[Directions] Each line containing the word "Concha" must be collected.

[Supplied data]
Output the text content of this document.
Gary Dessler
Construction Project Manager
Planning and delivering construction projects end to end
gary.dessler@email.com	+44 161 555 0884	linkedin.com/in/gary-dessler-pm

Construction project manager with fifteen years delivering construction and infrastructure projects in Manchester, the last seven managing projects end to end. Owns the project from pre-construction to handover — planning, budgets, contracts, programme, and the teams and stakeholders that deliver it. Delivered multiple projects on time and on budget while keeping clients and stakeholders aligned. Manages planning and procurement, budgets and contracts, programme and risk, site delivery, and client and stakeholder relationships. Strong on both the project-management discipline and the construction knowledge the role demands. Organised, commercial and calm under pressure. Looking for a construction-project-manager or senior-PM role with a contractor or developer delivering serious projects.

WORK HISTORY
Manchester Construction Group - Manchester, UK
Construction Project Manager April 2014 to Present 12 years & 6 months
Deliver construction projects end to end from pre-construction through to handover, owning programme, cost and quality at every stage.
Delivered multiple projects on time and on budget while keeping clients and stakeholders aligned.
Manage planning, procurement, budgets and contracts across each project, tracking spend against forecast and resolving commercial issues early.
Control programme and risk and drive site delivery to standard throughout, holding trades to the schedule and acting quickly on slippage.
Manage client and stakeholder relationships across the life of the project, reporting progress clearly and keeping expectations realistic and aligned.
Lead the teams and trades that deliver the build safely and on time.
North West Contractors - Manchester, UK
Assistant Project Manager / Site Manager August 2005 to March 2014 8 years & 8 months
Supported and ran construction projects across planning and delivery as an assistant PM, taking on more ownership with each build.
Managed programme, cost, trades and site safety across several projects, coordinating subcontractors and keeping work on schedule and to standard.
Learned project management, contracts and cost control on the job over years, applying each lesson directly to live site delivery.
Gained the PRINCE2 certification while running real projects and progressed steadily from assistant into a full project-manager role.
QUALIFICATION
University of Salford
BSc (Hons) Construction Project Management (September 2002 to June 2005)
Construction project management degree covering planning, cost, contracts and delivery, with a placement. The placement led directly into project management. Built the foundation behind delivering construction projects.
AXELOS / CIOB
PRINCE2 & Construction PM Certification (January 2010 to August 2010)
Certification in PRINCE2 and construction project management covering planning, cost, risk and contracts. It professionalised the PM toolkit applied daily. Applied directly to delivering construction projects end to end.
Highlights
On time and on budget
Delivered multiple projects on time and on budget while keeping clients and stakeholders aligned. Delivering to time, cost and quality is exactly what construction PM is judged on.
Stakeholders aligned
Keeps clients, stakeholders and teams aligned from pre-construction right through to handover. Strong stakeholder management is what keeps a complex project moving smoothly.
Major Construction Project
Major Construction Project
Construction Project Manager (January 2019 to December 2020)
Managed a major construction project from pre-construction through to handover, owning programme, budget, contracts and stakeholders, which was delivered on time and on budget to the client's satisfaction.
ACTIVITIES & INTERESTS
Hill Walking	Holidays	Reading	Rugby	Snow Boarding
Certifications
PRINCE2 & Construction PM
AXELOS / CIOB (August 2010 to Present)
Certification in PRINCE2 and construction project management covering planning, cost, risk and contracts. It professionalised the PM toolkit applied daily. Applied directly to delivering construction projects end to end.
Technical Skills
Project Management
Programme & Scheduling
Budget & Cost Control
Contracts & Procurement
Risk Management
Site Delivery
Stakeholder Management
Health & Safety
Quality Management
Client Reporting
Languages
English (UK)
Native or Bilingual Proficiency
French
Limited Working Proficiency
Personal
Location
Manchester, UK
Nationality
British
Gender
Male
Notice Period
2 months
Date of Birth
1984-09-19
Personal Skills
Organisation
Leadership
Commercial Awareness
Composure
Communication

* * *

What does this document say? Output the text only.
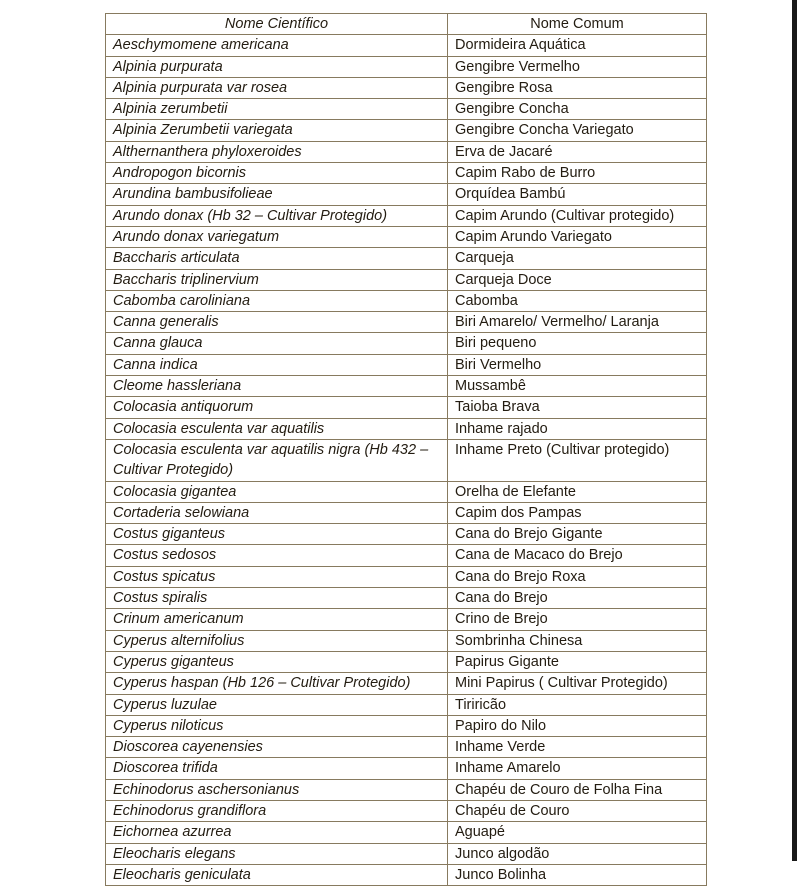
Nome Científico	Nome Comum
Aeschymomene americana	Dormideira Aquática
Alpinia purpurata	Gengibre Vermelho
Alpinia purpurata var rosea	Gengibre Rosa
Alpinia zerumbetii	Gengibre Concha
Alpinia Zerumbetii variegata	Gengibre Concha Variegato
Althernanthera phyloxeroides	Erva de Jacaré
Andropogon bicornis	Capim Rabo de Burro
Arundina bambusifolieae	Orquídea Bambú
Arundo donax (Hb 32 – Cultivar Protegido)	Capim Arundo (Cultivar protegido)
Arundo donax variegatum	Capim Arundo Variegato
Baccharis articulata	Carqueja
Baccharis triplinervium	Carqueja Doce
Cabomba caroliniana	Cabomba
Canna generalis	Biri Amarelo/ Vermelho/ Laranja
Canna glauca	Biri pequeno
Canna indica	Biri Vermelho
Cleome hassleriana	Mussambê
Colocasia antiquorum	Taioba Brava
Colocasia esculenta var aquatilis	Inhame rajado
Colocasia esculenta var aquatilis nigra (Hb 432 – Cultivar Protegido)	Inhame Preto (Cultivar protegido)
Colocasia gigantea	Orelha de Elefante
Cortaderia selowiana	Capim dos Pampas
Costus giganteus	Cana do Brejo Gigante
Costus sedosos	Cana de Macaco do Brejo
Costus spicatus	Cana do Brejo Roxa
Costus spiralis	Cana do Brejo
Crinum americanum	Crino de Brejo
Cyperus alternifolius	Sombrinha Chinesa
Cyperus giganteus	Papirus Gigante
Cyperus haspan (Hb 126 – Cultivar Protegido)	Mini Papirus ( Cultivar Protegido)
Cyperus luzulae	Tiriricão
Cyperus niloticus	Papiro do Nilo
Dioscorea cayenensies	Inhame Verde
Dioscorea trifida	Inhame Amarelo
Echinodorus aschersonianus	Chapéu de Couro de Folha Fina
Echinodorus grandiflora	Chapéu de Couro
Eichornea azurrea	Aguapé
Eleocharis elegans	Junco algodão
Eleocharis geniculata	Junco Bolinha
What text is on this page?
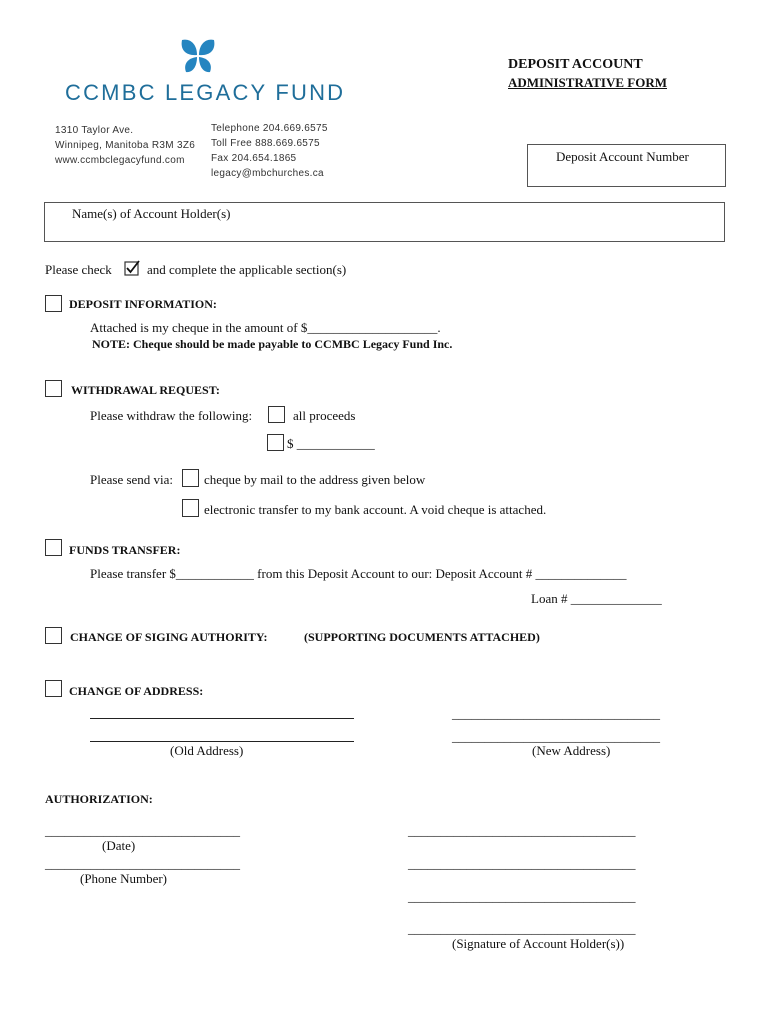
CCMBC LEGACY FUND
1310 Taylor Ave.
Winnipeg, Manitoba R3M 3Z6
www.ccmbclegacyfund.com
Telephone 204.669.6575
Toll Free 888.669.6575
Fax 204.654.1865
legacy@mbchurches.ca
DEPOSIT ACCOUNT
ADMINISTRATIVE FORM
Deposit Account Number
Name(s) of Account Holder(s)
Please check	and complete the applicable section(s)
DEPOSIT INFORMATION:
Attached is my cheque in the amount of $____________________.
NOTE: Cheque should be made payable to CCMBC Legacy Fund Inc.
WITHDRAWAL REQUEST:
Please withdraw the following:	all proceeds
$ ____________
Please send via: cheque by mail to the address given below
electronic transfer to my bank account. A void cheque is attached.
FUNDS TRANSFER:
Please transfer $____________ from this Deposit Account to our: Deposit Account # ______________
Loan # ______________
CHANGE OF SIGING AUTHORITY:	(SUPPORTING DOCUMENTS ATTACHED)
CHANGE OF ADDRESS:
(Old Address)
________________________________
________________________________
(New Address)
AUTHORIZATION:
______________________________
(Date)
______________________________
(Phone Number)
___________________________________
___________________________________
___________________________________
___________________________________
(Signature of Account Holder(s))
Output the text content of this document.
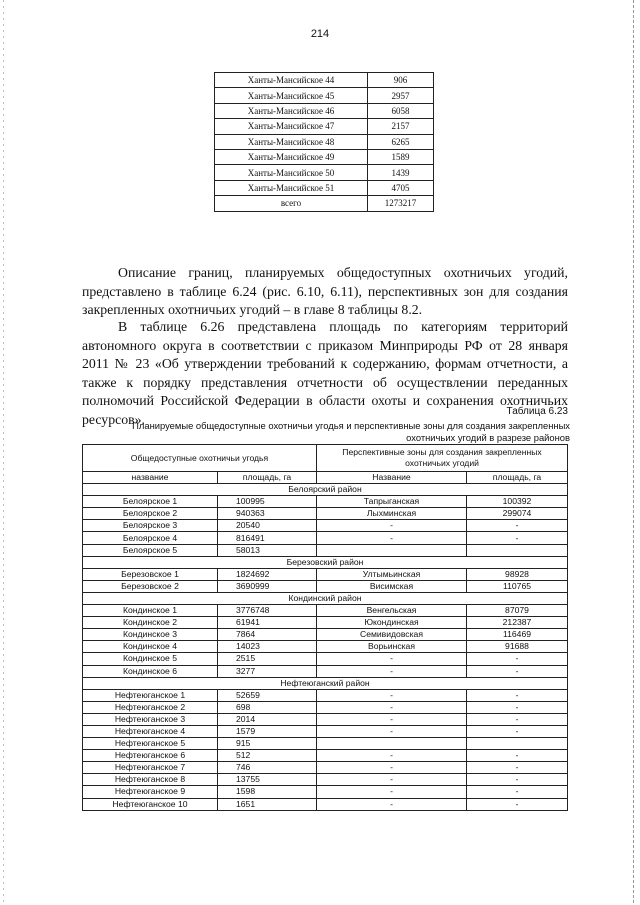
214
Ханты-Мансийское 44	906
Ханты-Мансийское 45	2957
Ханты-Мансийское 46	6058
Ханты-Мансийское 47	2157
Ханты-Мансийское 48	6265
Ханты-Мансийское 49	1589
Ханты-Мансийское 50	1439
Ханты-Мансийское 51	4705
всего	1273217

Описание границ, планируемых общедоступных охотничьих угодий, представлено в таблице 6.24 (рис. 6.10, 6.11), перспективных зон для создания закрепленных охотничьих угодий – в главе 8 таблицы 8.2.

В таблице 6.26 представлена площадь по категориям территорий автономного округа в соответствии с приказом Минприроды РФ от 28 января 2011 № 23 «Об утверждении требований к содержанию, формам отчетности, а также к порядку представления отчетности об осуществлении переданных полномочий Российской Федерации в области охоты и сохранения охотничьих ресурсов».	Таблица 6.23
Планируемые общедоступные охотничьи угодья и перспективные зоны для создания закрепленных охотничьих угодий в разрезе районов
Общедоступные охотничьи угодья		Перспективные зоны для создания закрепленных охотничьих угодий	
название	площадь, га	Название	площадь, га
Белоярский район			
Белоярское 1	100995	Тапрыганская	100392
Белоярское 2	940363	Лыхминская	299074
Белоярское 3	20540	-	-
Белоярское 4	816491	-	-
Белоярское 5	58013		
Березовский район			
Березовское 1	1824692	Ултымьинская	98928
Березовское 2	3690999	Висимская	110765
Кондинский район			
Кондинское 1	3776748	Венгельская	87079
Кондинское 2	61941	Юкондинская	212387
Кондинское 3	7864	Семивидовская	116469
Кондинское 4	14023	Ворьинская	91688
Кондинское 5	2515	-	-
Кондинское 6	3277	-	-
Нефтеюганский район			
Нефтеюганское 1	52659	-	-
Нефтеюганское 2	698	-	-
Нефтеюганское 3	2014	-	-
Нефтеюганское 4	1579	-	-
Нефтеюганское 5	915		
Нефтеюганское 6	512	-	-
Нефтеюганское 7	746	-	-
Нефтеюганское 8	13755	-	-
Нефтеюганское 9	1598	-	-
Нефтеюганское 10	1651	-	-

...

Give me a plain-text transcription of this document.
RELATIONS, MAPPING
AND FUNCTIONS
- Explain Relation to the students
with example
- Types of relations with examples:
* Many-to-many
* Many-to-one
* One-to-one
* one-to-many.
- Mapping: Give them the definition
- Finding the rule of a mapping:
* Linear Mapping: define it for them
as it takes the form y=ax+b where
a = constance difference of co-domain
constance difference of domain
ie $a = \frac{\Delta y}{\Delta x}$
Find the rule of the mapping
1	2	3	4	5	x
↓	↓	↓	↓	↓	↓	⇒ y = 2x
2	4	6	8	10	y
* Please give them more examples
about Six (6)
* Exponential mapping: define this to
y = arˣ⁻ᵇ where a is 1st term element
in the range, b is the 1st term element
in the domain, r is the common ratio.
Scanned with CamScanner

[Correct output]
Alpinia zerumbetii	Gengibre Concha
Alpinia Zerumbetii variegata	Gengibre Concha Variegato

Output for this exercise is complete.